* Task instructions
Among the entries that follow, tally the lines with the string "zdrowotnych". Give no more than the number.

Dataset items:
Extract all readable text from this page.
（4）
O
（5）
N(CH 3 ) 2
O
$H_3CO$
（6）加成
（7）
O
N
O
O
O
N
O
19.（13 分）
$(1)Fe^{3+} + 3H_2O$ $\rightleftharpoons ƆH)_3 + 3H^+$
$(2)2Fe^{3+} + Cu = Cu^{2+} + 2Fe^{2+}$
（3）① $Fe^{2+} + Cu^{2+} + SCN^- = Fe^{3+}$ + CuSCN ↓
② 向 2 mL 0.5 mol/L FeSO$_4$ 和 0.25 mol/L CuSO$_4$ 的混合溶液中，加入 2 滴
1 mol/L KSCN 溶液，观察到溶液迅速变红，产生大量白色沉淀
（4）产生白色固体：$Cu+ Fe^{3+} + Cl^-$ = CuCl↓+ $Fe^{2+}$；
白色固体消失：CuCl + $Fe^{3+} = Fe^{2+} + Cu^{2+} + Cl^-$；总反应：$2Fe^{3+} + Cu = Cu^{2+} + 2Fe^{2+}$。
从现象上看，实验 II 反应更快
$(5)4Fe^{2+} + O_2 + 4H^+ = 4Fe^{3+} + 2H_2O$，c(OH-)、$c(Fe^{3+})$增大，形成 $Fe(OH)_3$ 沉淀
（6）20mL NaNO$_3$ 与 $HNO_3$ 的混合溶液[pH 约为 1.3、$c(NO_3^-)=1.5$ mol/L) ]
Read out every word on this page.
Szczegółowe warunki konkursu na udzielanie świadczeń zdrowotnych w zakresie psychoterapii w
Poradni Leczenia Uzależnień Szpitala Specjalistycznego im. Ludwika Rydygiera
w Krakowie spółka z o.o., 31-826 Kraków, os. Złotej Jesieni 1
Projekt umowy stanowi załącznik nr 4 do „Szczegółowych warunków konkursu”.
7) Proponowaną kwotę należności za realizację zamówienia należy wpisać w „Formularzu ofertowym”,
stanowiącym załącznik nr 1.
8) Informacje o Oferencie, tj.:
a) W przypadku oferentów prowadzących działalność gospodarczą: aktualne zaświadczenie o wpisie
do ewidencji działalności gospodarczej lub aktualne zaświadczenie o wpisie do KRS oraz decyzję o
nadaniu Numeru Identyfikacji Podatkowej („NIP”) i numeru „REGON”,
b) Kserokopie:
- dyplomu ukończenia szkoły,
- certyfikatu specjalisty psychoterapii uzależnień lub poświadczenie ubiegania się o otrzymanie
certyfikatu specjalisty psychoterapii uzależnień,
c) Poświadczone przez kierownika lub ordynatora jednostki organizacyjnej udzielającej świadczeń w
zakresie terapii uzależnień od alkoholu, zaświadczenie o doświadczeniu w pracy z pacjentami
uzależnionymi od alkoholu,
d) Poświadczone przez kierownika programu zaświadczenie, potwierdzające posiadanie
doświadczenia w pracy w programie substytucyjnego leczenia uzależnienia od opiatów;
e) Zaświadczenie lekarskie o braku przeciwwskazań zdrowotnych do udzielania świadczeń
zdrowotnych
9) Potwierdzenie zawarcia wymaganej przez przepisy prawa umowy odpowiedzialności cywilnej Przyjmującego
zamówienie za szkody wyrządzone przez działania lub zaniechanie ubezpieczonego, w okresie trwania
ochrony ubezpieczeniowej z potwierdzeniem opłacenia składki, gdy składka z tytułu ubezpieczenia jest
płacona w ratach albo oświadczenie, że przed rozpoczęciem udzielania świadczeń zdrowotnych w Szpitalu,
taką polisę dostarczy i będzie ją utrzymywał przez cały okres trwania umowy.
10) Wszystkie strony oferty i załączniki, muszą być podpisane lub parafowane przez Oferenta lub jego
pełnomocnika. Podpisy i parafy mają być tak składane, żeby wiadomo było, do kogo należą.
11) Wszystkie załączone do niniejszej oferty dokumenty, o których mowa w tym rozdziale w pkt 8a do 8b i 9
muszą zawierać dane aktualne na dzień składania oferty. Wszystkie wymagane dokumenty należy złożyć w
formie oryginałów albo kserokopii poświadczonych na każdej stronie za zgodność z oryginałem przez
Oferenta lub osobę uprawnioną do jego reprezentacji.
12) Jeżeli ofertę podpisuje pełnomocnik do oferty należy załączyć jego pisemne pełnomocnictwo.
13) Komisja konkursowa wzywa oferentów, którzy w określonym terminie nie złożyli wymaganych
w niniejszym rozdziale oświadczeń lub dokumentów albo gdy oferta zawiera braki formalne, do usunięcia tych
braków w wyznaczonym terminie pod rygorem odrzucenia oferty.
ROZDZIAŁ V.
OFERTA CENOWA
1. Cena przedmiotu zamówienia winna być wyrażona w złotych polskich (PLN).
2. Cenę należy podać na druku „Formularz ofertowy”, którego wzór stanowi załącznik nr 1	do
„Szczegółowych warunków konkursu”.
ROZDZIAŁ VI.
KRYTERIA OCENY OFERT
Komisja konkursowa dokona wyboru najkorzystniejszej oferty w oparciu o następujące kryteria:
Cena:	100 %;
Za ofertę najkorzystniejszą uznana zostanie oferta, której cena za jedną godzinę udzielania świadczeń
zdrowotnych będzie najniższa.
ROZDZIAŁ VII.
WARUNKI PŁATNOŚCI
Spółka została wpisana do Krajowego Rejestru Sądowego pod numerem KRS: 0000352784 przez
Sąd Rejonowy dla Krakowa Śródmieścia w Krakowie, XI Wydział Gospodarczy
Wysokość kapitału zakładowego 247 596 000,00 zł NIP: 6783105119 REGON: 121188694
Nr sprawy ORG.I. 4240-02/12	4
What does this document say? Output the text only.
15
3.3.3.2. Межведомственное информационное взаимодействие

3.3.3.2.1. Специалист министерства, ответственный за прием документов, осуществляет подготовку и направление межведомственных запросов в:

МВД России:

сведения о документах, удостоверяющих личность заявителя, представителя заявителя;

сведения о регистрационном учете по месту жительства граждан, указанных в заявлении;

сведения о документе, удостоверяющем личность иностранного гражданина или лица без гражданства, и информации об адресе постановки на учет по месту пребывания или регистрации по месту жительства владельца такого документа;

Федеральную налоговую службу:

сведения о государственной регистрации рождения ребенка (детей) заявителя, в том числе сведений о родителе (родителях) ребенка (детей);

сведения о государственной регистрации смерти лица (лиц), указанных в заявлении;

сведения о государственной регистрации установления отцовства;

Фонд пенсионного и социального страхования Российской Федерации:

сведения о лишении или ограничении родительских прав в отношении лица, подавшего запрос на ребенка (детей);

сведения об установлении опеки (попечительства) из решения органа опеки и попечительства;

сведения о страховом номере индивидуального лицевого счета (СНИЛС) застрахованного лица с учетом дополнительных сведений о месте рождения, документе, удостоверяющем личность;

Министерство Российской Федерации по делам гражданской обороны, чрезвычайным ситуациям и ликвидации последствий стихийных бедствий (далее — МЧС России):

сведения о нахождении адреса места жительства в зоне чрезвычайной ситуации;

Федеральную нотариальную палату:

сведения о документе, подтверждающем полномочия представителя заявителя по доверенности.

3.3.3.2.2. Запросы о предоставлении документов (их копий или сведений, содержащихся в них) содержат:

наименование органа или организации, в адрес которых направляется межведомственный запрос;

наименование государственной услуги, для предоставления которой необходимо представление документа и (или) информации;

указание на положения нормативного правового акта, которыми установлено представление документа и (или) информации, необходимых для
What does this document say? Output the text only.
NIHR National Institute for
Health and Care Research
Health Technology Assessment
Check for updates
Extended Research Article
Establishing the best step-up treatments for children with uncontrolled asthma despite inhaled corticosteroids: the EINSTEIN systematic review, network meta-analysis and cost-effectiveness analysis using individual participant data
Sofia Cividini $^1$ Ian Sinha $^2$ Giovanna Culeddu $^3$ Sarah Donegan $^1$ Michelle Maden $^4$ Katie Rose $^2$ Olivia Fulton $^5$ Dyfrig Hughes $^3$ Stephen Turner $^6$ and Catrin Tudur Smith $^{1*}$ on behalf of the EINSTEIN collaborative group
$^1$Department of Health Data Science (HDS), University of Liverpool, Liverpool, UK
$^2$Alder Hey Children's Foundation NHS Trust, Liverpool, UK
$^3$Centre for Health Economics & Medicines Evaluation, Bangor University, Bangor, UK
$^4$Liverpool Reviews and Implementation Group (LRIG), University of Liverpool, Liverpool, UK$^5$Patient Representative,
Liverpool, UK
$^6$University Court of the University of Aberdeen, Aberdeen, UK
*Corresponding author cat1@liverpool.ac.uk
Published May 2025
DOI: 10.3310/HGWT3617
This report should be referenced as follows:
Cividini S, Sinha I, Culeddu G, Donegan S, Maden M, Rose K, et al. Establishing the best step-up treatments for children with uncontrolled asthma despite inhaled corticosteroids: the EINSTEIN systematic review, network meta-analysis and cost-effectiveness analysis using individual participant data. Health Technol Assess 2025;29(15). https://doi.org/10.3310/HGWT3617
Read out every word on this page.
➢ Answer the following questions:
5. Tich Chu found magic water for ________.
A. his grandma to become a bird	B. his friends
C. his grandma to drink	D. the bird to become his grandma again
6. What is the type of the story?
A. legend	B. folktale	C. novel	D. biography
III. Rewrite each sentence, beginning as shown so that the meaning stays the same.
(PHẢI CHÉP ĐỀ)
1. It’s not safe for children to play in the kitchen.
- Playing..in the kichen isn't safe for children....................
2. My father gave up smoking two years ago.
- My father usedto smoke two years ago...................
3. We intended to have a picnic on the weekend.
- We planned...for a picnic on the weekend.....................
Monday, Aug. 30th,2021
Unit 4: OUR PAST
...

* Output for this task
5